Every entry must be copied word for word.

------------------------------------

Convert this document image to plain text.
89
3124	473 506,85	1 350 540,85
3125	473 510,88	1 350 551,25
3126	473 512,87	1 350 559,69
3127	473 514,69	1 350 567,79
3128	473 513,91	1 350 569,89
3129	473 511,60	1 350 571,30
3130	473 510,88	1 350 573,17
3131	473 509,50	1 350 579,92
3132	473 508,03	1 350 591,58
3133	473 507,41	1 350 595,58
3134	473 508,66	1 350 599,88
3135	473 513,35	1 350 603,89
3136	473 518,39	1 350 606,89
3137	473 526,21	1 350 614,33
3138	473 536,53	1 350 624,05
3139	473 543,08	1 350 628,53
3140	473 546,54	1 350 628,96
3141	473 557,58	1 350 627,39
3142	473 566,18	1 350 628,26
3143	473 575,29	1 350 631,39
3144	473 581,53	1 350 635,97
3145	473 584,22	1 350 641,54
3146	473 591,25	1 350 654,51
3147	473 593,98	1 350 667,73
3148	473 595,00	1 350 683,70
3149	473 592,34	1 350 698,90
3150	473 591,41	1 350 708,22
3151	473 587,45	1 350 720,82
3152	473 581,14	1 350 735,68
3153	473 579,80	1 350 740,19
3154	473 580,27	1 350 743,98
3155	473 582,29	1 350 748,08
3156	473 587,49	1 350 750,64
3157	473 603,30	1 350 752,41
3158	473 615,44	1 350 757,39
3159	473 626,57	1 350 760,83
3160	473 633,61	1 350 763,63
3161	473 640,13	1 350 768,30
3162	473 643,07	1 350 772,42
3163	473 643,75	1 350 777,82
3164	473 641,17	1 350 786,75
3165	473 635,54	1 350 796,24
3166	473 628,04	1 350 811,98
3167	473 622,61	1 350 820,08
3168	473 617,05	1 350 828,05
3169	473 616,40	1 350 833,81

------------------------------------

**Answer to this problem**
Convert this document image to plain text.
89
3124	473 506,85	1 350 540,85
3125	473 510,88	1 350 551,25
3126	473 512,87	1 350 559,69
3127	473 514,69	1 350 567,79
3128	473 513,91	1 350 569,89
3129	473 511,60	1 350 571,30
3130	473 510,88	1 350 573,17
3131	473 509,50	1 350 579,92
3132	473 508,03	1 350 591,58
3133	473 507,41	1 350 595,58
3134	473 508,66	1 350 599,88
3135	473 513,35	1 350 603,89
3136	473 518,39	1 350 606,89
3137	473 526,21	1 350 614,33
3138	473 536,53	1 350 624,05
3139	473 543,08	1 350 628,53
3140	473 546,54	1 350 628,96
3141	473 557,58	1 350 627,39
3142	473 566,18	1 350 628,26
3143	473 575,29	1 350 631,39
3144	473 581,53	1 350 635,97
3145	473 584,22	1 350 641,54
3146	473 591,25	1 350 654,51
3147	473 593,98	1 350 667,73
3148	473 595,00	1 350 683,70
3149	473 592,34	1 350 698,90
3150	473 591,41	1 350 708,22
3151	473 587,45	1 350 720,82
3152	473 581,14	1 350 735,68
3153	473 579,80	1 350 740,19
3154	473 580,27	1 350 743,98
3155	473 582,29	1 350 748,08
3156	473 587,49	1 350 750,64
3157	473 603,30	1 350 752,41
3158	473 615,44	1 350 757,39
3159	473 626,57	1 350 760,83
3160	473 633,61	1 350 763,63
3161	473 640,13	1 350 768,30
3162	473 643,07	1 350 772,42
3163	473 643,75	1 350 777,82
3164	473 641,17	1 350 786,75
3165	473 635,54	1 350 796,24
3166	473 628,04	1 350 811,98
3167	473 622,61	1 350 820,08
3168	473 617,05	1 350 828,05
3169	473 616,40	1 350 833,81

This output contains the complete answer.